**Directive**
Spot every line with the word "xlabel" and return it.
-------------------------
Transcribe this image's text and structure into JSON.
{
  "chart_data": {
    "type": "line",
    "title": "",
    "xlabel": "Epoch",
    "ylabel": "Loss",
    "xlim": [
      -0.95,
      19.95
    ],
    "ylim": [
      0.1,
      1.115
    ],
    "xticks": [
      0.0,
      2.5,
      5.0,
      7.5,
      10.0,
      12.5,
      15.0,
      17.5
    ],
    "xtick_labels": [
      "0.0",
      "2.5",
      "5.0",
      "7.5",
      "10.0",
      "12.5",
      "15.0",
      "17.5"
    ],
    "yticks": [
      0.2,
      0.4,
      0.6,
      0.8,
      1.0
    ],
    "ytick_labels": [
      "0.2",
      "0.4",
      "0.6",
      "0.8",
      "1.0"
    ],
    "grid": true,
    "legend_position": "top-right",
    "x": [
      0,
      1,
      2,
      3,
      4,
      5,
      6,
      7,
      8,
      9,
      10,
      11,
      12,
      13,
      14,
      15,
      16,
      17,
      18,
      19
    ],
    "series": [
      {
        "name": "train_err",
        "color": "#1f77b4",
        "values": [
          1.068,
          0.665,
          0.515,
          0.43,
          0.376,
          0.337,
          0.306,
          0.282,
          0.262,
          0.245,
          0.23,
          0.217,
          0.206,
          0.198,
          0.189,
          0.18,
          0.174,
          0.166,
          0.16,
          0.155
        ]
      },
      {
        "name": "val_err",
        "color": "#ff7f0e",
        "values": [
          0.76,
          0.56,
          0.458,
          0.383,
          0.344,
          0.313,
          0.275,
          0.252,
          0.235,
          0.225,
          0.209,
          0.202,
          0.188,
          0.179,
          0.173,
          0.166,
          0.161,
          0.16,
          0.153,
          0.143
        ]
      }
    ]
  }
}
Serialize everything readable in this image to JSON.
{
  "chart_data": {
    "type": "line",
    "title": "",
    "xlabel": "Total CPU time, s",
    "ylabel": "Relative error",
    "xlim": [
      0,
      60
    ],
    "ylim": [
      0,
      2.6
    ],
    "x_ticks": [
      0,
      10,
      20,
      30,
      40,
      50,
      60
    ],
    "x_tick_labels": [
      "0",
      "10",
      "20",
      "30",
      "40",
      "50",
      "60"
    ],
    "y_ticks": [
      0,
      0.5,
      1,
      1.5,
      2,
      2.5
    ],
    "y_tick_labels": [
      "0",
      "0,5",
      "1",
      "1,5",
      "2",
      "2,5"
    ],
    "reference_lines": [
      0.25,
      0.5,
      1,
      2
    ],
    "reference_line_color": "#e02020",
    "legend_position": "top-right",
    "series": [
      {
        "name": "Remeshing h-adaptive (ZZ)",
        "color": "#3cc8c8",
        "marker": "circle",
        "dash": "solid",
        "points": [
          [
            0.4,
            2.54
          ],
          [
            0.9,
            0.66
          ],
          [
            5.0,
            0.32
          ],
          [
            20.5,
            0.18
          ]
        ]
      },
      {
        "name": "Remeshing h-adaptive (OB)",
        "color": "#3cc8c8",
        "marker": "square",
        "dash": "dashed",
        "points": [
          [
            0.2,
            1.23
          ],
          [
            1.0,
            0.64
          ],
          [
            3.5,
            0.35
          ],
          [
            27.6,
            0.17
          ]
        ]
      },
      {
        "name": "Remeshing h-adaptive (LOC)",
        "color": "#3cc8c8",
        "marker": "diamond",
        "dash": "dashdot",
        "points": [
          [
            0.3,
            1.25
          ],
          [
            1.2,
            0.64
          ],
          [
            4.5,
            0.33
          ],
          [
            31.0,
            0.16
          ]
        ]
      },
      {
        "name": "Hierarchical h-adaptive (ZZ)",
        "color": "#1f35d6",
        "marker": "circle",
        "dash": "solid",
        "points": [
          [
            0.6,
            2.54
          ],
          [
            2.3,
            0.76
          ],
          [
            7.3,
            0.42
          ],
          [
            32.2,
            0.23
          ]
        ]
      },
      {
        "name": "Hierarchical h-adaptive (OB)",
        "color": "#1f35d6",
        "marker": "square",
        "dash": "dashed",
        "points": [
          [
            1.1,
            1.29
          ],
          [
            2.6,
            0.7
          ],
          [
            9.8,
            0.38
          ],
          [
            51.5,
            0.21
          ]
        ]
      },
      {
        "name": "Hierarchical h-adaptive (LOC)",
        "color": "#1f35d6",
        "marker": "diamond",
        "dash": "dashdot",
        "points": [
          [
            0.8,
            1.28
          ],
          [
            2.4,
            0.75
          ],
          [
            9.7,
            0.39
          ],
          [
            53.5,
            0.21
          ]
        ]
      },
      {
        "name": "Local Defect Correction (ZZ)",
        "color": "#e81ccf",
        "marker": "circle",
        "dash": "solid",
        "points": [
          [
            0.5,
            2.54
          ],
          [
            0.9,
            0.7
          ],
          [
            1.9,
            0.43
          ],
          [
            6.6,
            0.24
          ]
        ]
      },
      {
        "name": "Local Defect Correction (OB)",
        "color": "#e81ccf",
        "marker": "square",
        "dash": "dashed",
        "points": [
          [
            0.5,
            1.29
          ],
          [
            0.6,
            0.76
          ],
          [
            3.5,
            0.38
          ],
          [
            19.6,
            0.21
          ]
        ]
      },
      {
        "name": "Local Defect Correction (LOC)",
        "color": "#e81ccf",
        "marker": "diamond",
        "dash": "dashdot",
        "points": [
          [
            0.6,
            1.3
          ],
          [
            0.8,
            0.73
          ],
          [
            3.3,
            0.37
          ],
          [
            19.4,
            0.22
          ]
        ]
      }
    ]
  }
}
-------------------------
**Completed task**
    "xlabel": "Epoch",
    "xlabel": "Total CPU time, s",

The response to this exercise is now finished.